## Exercise material
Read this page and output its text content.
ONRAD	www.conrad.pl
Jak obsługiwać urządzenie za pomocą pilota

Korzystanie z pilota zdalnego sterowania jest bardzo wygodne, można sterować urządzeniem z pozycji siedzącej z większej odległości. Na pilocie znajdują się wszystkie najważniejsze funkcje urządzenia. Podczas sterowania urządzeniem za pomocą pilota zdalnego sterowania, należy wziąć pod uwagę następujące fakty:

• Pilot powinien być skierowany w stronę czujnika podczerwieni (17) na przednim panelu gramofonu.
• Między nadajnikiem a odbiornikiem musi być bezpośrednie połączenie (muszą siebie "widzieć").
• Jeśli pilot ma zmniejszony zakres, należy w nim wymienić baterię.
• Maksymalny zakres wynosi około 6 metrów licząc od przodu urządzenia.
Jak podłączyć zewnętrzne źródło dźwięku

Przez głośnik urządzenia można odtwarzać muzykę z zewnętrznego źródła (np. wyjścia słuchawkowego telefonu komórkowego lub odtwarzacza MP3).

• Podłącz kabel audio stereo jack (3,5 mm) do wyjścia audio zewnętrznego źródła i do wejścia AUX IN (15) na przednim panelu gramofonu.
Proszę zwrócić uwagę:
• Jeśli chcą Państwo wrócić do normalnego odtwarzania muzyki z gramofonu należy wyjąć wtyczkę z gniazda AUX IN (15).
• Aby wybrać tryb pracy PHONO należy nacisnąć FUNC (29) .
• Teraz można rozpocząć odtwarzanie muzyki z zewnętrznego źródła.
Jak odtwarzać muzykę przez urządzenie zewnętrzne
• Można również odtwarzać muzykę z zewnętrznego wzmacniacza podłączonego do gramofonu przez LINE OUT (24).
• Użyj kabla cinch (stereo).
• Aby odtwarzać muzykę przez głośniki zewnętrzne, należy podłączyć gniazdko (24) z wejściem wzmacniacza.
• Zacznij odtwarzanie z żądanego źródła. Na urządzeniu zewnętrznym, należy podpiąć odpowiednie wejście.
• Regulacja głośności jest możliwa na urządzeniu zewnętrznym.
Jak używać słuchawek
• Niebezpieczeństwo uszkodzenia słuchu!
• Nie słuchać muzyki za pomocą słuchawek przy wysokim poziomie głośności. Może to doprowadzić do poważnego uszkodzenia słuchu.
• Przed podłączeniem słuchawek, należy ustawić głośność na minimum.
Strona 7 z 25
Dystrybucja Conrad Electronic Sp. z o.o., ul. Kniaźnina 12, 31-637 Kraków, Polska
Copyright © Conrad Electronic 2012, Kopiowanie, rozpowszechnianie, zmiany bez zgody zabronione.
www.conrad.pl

## To do
Every entry should be printed again exactly as written.

## Answer to the problem
Read this page and output its text content.
ONRAD	www.conrad.pl
Jak obsługiwać urządzenie za pomocą pilota

Korzystanie z pilota zdalnego sterowania jest bardzo wygodne, można sterować urządzeniem z pozycji siedzącej z większej odległości. Na pilocie znajdują się wszystkie najważniejsze funkcje urządzenia. Podczas sterowania urządzeniem za pomocą pilota zdalnego sterowania, należy wziąć pod uwagę następujące fakty:

• Pilot powinien być skierowany w stronę czujnika podczerwieni (17) na przednim panelu gramofonu.
• Między nadajnikiem a odbiornikiem musi być bezpośrednie połączenie (muszą siebie "widzieć").
• Jeśli pilot ma zmniejszony zakres, należy w nim wymienić baterię.
• Maksymalny zakres wynosi około 6 metrów licząc od przodu urządzenia.
Jak podłączyć zewnętrzne źródło dźwięku

Przez głośnik urządzenia można odtwarzać muzykę z zewnętrznego źródła (np. wyjścia słuchawkowego telefonu komórkowego lub odtwarzacza MP3).

• Podłącz kabel audio stereo jack (3,5 mm) do wyjścia audio zewnętrznego źródła i do wejścia AUX IN (15) na przednim panelu gramofonu.
Proszę zwrócić uwagę:
• Jeśli chcą Państwo wrócić do normalnego odtwarzania muzyki z gramofonu należy wyjąć wtyczkę z gniazda AUX IN (15).
• Aby wybrać tryb pracy PHONO należy nacisnąć FUNC (29) .
• Teraz można rozpocząć odtwarzanie muzyki z zewnętrznego źródła.
Jak odtwarzać muzykę przez urządzenie zewnętrzne
• Można również odtwarzać muzykę z zewnętrznego wzmacniacza podłączonego do gramofonu przez LINE OUT (24).
• Użyj kabla cinch (stereo).
• Aby odtwarzać muzykę przez głośniki zewnętrzne, należy podłączyć gniazdko (24) z wejściem wzmacniacza.
• Zacznij odtwarzanie z żądanego źródła. Na urządzeniu zewnętrznym, należy podpiąć odpowiednie wejście.
• Regulacja głośności jest możliwa na urządzeniu zewnętrznym.
Jak używać słuchawek
• Niebezpieczeństwo uszkodzenia słuchu!
• Nie słuchać muzyki za pomocą słuchawek przy wysokim poziomie głośności. Może to doprowadzić do poważnego uszkodzenia słuchu.
• Przed podłączeniem słuchawek, należy ustawić głośność na minimum.
Strona 7 z 25
Dystrybucja Conrad Electronic Sp. z o.o., ul. Kniaźnina 12, 31-637 Kraków, Polska
Copyright © Conrad Electronic 2012, Kopiowanie, rozpowszechnianie, zmiany bez zgody zabronione.
www.conrad.pl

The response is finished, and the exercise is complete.